SET PROBLEM
Write out each line word for word. Drop pictures.

GIVEN DATA
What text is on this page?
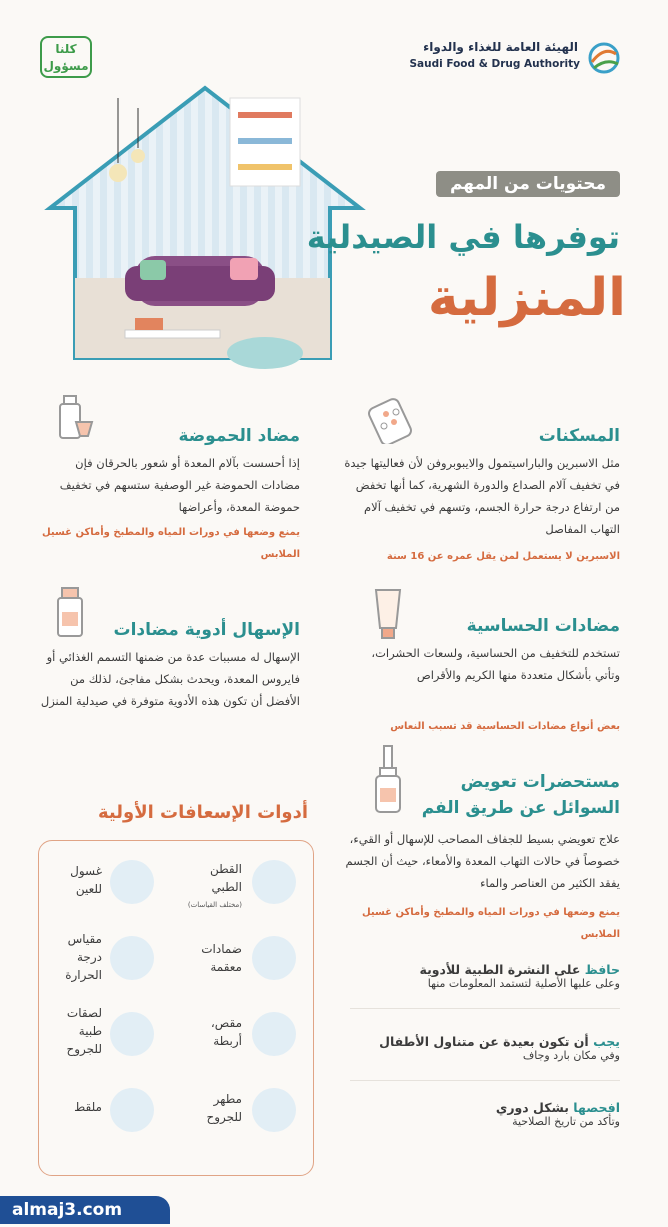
كلنا
مسؤول
الهيئة العامة للغذاء والدواء
Saudi Food & Drug Authority
محتويات من المهم
توفرها في الصيدلية
المنزلية
المسكنات
مثل الاسبرين والباراسيتمول والايبوبروفن لأن فعاليتها جيدة في تخفيف آلام الصداع والدورة الشهرية، كما أنها تخفض من ارتفاع درجة حرارة الجسم، وتسهم في تخفيف آلام التهاب المفاصل
الاسبرين لا يستعمل لمن يقل عمره عن 16 سنة
مضاد الحموضة
إذا أحسست بآلام المعدة أو شعور بالحرقان فإن مضادات الحموضة غير الوصفية ستسهم في تخفيف حموضة المعدة، وأعراضها
يمنع وضعها في دورات المياه والمطبخ وأماكن غسيل الملابس
مضادات الحساسية
تستخدم للتخفيف من الحساسية، ولسعات الحشرات، وتأتي بأشكال متعددة منها الكريم والأقراص
بعض أنواع مضادات الحساسية قد تسبب النعاس
الإسهال أدوية مضادات
الإسهال له مسببات عدة من ضمنها التسمم الغذائي أو فايروس المعدة، ويحدث بشكل مفاجئ، لذلك من الأفضل أن تكون هذه الأدوية متوفرة في صيدلية المنزل
مستحضرات تعويض
السوائل عن طريق الفم
علاج تعويضي بسيط للجفاف المصاحب للإسهال أو القيء، خصوصاً في حالات التهاب المعدة والأمعاء، حيث أن الجسم يفقد الكثير من العناصر والماء
يمنع وضعها في دورات المياه والمطبخ وأماكن غسيل الملابس
أدوات الإسعافات الأولية
القطن الطبي
(مختلف القياسات)
غسول للعين
ضمادات معقمة
مقياس درجة الحرارة
مقص، أربطة
لصقات طبية للجروح
مطهر للجروح
ملقط
حافظ على النشرة الطبية للأدوية
وعلى علبها الأصلية لتستمد المعلومات منها
يجب أن تكون بعيدة عن متناول الأطفال
وفي مكان بارد وجاف
افحصها بشكل دوري
وتأكد من تاريخ الصلاحية
almaj3.com
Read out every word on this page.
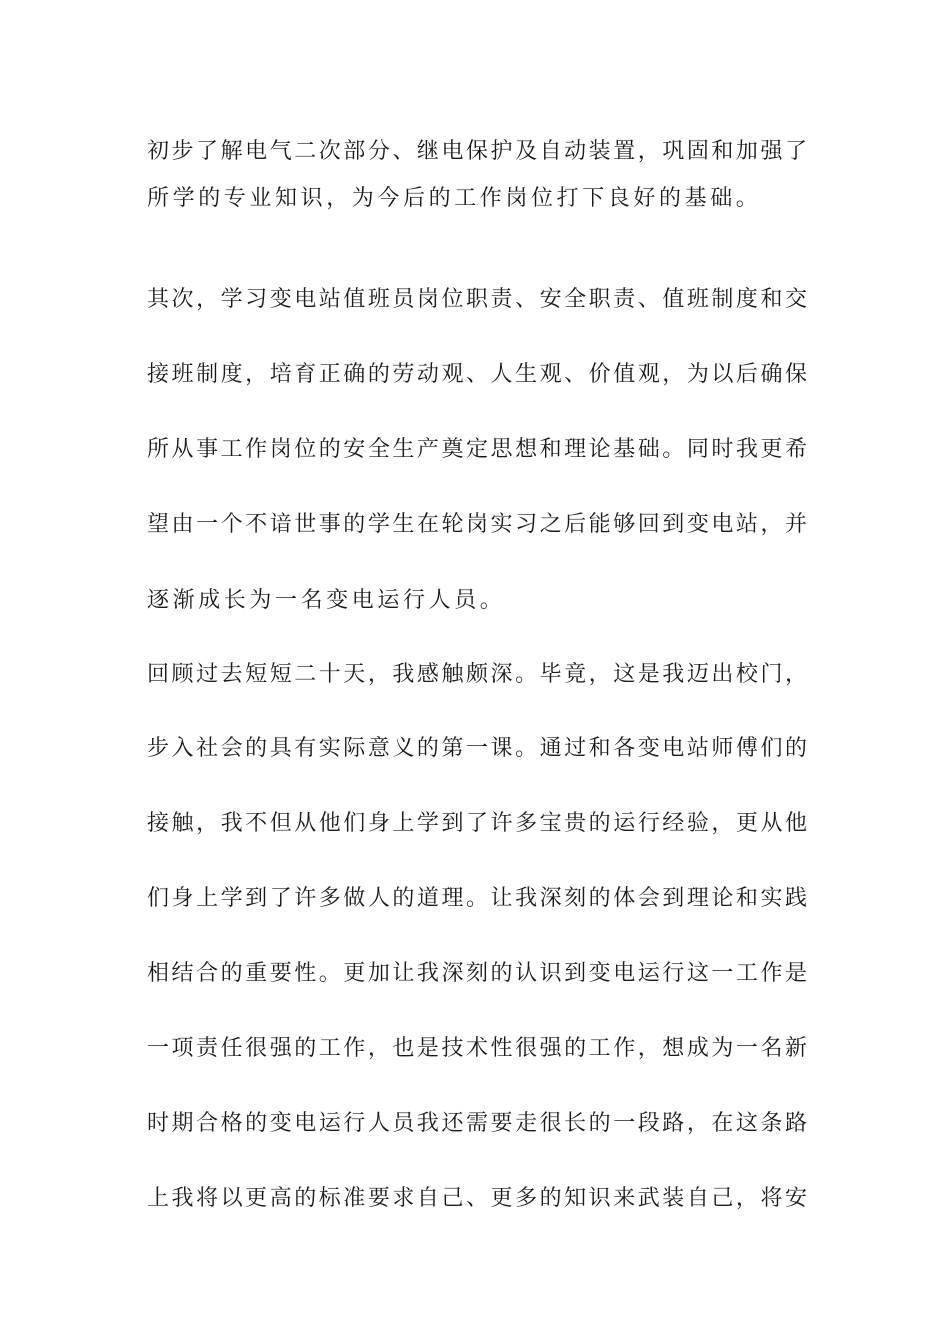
初步了解电气二次部分、继电保护及自动装置，巩固和加强了
所学的专业知识，为今后的工作岗位打下良好的基础。
其次，学习变电站值班员岗位职责、安全职责、值班制度和交
接班制度，培育正确的劳动观、人生观、价值观，为以后确保
所从事工作岗位的安全生产奠定思想和理论基础。同时我更希
望由一个不谙世事的学生在轮岗实习之后能够回到变电站，并
逐渐成长为一名变电运行人员。
回顾过去短短二十天，我感触颇深。毕竟，这是我迈出校门，
步入社会的具有实际意义的第一课。通过和各变电站师傅们的
接触，我不但从他们身上学到了许多宝贵的运行经验，更从他
们身上学到了许多做人的道理。让我深刻的体会到理论和实践
相结合的重要性。更加让我深刻的认识到变电运行这一工作是
一项责任很强的工作，也是技术性很强的工作，想成为一名新
时期合格的变电运行人员我还需要走很长的一段路，在这条路
上我将以更高的标准要求自己、更多的知识来武装自己，将安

EXERCISE RESULT
What text is on this page?
كلنا
مسؤول
الهيئة العامة للغذاء والدواء
Saudi Food & Drug Authority
محتويات من المهم
توفرها في الصيدلية
المنزلية
المسكنات
مثل الاسبرين والباراسيتمول والايبوبروفن لأن فعاليتها جيدة في تخفيف آلام الصداع والدورة الشهرية، كما أنها تخفض من ارتفاع درجة حرارة الجسم، وتسهم في تخفيف آلام التهاب المفاصل
الاسبرين لا يستعمل لمن يقل عمره عن 16 سنة
مضاد الحموضة
إذا أحسست بآلام المعدة أو شعور بالحرقان فإن مضادات الحموضة غير الوصفية ستسهم في تخفيف حموضة المعدة، وأعراضها
يمنع وضعها في دورات المياه والمطبخ وأماكن غسيل الملابس
مضادات الحساسية
تستخدم للتخفيف من الحساسية، ولسعات الحشرات، وتأتي بأشكال متعددة منها الكريم والأقراص
بعض أنواع مضادات الحساسية قد تسبب النعاس
الإسهال أدوية مضادات
الإسهال له مسببات عدة من ضمنها التسمم الغذائي أو فايروس المعدة، ويحدث بشكل مفاجئ، لذلك من الأفضل أن تكون هذه الأدوية متوفرة في صيدلية المنزل
مستحضرات تعويض
السوائل عن طريق الفم
علاج تعويضي بسيط للجفاف المصاحب للإسهال أو القيء، خصوصاً في حالات التهاب المعدة والأمعاء، حيث أن الجسم يفقد الكثير من العناصر والماء
يمنع وضعها في دورات المياه والمطبخ وأماكن غسيل الملابس
أدوات الإسعافات الأولية
القطن الطبي
(مختلف القياسات)
غسول للعين
ضمادات معقمة
مقياس درجة الحرارة
مقص، أربطة
لصقات طبية للجروح
مطهر للجروح
ملقط
حافظ على النشرة الطبية للأدوية
وعلى علبها الأصلية لتستمد المعلومات منها
يجب أن تكون بعيدة عن متناول الأطفال
وفي مكان بارد وجاف
افحصها بشكل دوري
وتأكد من تاريخ الصلاحية
almaj3.com
Read out every word on this page.
初步了解电气二次部分、继电保护及自动装置，巩固和加强了
所学的专业知识，为今后的工作岗位打下良好的基础。
其次，学习变电站值班员岗位职责、安全职责、值班制度和交
接班制度，培育正确的劳动观、人生观、价值观，为以后确保
所从事工作岗位的安全生产奠定思想和理论基础。同时我更希
望由一个不谙世事的学生在轮岗实习之后能够回到变电站，并
逐渐成长为一名变电运行人员。
回顾过去短短二十天，我感触颇深。毕竟，这是我迈出校门，
步入社会的具有实际意义的第一课。通过和各变电站师傅们的
接触，我不但从他们身上学到了许多宝贵的运行经验，更从他
们身上学到了许多做人的道理。让我深刻的体会到理论和实践
相结合的重要性。更加让我深刻的认识到变电运行这一工作是
一项责任很强的工作，也是技术性很强的工作，想成为一名新
时期合格的变电运行人员我还需要走很长的一段路，在这条路
上我将以更高的标准要求自己、更多的知识来武装自己，将安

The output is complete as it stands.